> [YOUR INSTRUCTIONS]: Identify each line in the records below that contains the word "Then", and copy it.
***** ROWS
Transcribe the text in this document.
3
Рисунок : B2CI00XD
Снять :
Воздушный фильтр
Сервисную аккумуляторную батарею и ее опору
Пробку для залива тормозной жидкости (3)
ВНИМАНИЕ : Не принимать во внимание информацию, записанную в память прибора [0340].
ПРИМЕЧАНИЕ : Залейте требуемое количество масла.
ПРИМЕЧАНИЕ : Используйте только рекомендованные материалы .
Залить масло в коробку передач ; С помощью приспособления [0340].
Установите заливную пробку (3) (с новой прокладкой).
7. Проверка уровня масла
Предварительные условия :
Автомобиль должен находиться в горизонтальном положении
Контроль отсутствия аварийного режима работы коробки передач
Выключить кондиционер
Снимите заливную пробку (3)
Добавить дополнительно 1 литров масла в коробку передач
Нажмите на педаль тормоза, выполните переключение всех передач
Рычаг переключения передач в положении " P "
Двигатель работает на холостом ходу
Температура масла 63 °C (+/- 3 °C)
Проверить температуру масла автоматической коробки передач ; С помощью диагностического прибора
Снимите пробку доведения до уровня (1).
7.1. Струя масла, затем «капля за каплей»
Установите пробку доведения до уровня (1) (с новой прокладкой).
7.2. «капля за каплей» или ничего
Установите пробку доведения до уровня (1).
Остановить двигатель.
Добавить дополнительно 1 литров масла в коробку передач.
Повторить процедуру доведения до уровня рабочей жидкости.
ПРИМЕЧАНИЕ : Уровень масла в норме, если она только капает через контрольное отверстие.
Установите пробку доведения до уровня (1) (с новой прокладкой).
**********
***** ROWS
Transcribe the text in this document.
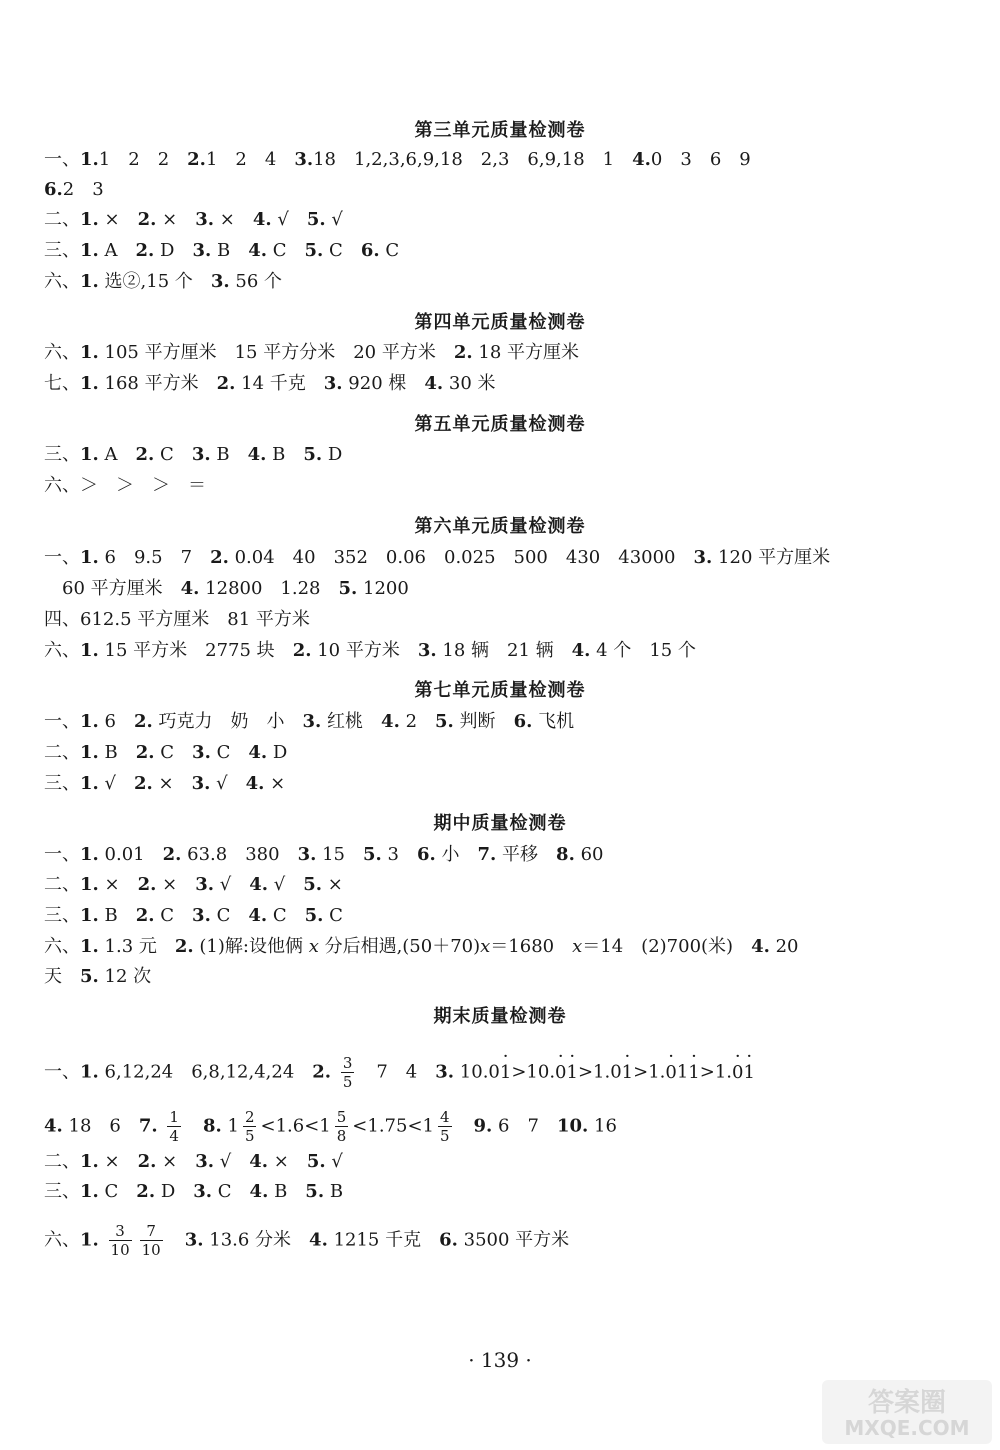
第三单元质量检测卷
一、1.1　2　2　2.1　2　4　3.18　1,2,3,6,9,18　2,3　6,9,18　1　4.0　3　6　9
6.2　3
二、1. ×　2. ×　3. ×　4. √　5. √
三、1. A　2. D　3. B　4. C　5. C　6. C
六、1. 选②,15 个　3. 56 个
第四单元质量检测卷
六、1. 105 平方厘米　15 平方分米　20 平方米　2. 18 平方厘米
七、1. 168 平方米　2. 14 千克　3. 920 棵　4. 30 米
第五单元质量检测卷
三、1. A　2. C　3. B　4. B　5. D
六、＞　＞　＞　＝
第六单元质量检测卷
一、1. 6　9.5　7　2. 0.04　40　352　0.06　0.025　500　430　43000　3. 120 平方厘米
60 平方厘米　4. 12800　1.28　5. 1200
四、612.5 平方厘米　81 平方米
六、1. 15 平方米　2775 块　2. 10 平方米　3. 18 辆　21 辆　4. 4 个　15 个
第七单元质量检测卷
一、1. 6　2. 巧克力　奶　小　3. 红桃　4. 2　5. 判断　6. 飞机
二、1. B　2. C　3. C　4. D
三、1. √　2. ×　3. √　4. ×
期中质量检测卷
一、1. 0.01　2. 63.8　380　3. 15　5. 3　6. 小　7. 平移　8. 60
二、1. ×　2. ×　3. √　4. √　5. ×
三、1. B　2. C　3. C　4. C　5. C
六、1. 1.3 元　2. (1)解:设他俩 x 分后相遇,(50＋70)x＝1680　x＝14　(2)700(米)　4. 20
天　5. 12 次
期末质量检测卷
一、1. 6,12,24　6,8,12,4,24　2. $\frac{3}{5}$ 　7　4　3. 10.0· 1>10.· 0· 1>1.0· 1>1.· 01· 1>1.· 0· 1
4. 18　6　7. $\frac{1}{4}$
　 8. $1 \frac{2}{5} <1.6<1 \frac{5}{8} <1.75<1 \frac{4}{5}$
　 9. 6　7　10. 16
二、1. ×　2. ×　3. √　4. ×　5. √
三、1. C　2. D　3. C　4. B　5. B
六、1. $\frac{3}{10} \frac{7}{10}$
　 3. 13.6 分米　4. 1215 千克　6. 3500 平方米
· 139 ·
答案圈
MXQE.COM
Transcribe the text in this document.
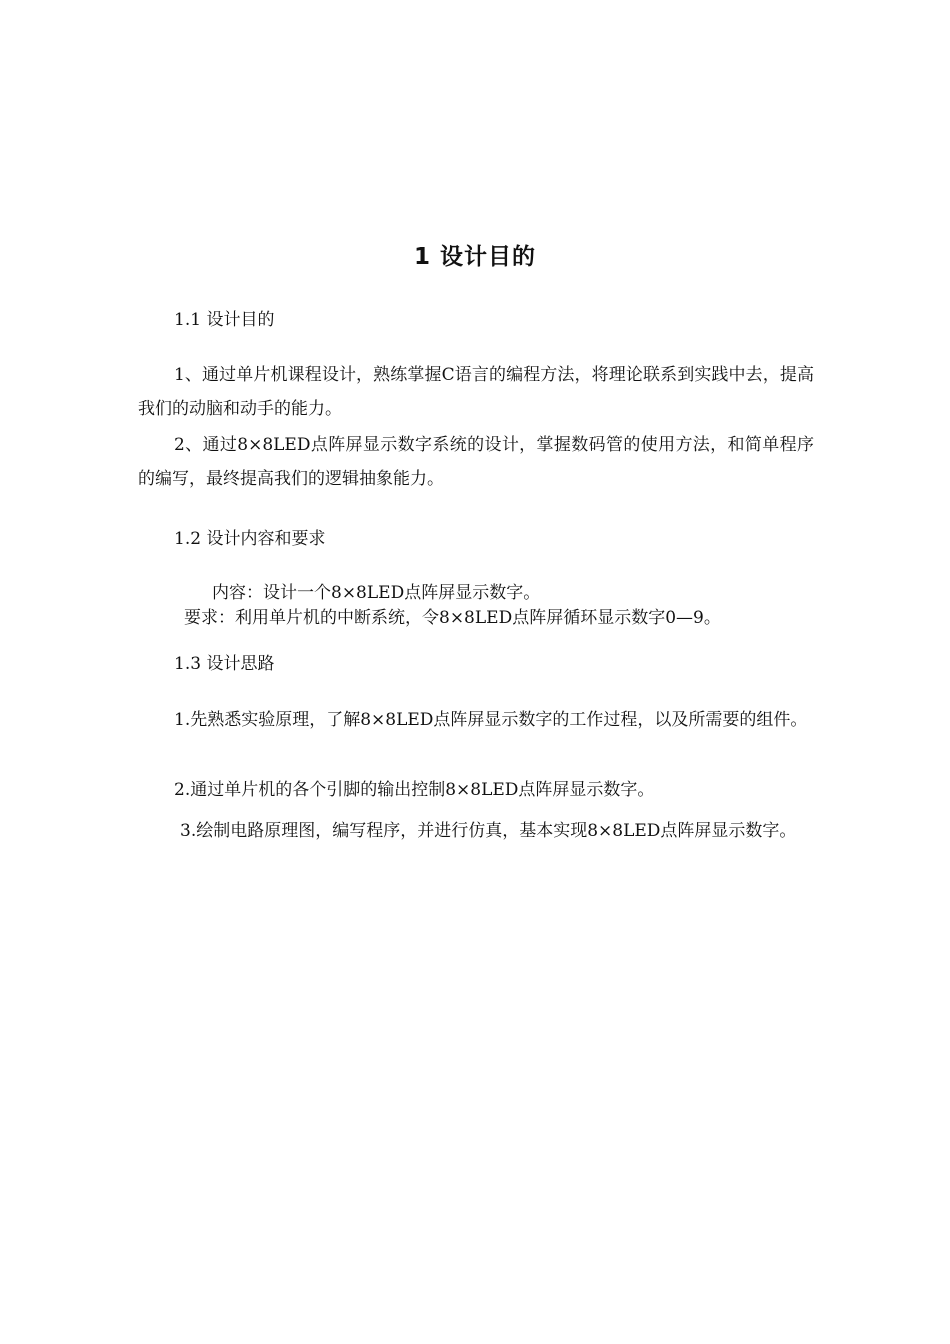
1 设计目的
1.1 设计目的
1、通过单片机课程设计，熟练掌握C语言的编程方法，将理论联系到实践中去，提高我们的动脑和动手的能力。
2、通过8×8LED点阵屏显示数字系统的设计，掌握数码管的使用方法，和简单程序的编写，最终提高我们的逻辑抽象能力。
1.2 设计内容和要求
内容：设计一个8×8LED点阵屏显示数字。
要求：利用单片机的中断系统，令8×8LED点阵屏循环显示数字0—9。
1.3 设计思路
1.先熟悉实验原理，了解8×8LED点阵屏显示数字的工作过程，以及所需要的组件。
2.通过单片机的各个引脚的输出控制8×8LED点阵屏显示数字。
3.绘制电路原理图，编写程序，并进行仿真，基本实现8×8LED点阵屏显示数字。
**********
***** ROWS
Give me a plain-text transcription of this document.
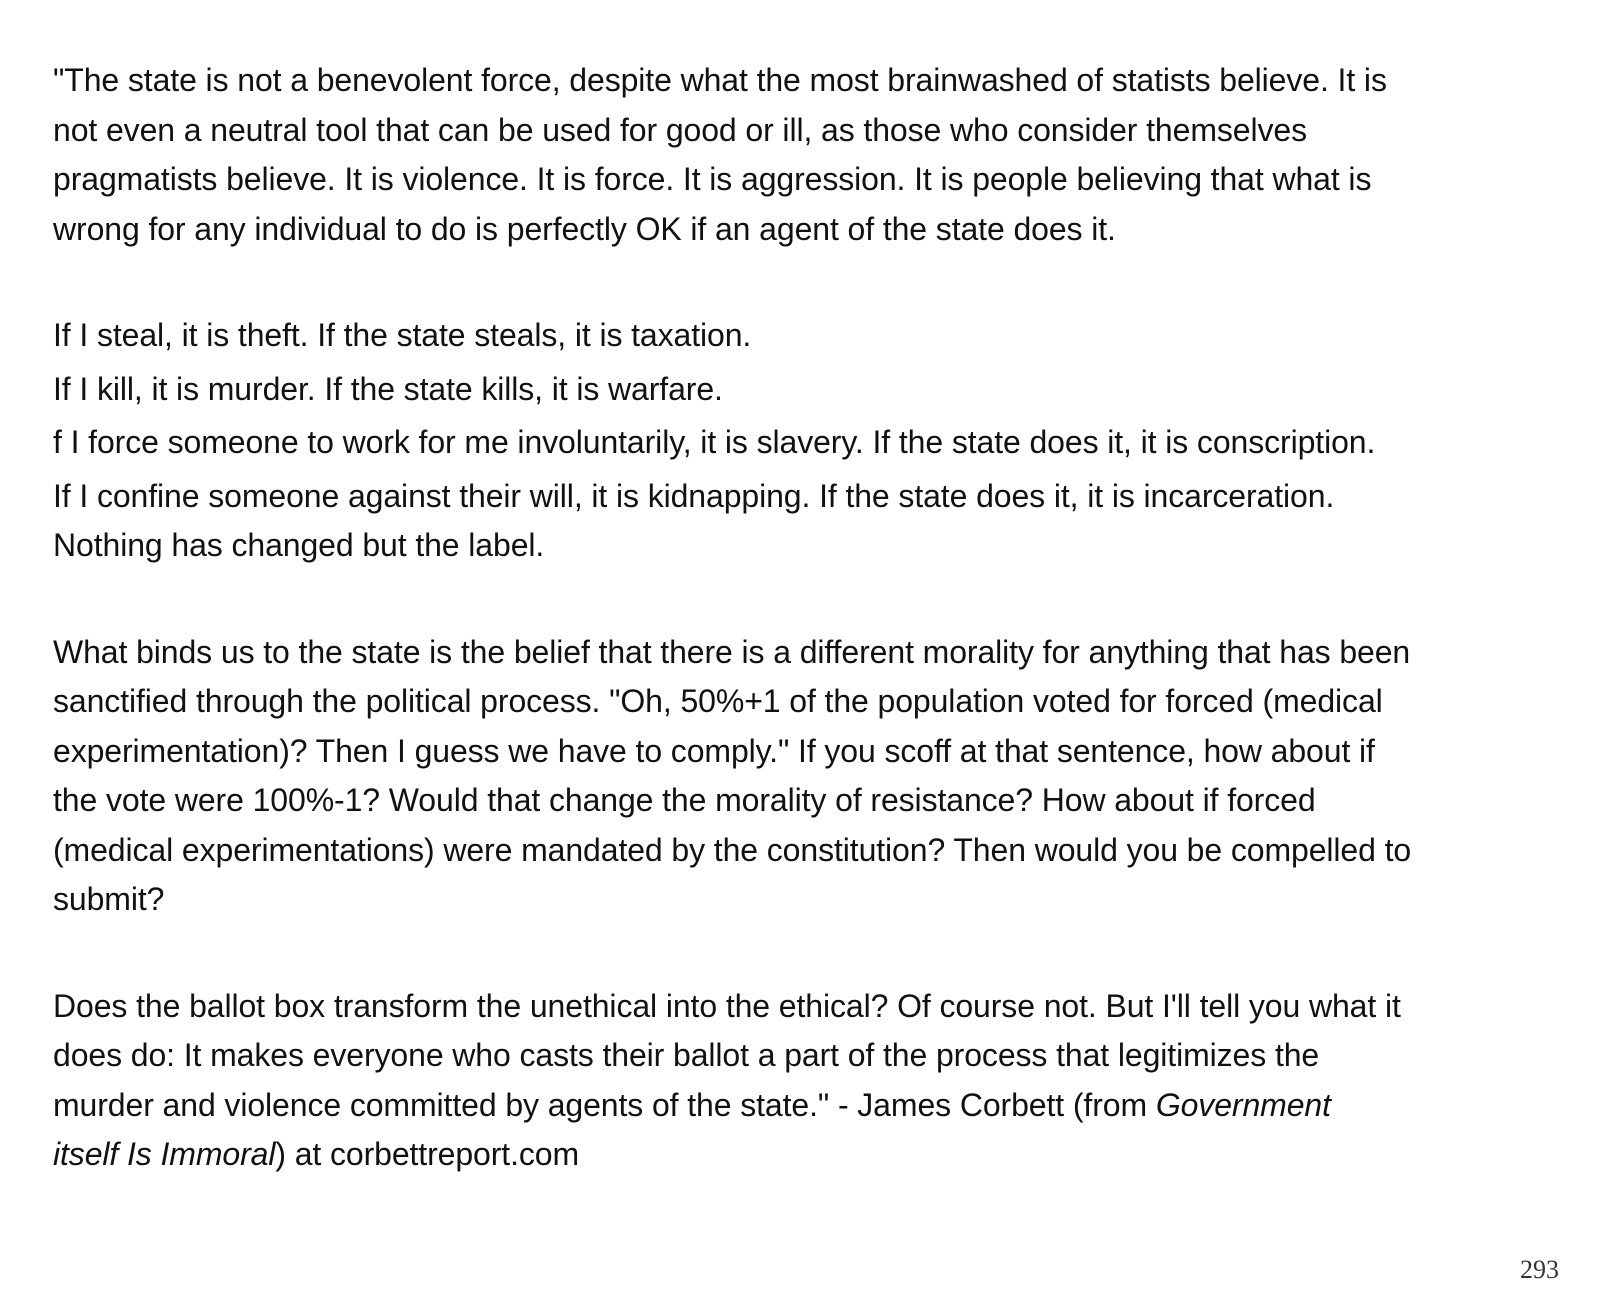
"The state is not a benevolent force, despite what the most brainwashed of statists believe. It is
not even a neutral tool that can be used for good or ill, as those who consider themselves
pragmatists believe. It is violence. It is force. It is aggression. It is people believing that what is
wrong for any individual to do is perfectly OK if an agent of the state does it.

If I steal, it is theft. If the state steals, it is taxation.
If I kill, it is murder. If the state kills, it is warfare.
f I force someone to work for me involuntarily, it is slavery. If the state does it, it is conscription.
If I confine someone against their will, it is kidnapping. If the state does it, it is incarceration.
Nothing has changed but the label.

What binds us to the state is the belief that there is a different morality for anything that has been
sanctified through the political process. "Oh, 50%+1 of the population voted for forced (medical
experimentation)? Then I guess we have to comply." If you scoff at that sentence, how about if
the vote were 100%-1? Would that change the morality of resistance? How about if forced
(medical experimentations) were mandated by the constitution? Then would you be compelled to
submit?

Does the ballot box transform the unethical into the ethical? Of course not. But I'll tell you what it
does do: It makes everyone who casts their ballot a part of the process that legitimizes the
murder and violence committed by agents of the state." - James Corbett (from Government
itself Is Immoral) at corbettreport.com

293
**********
> [THE OUTPUT]:
experimentation)? Then I guess we have to comply." If you scoff at that sentence, how about if
(medical experimentations) were mandated by the constitution? Then would you be compelled to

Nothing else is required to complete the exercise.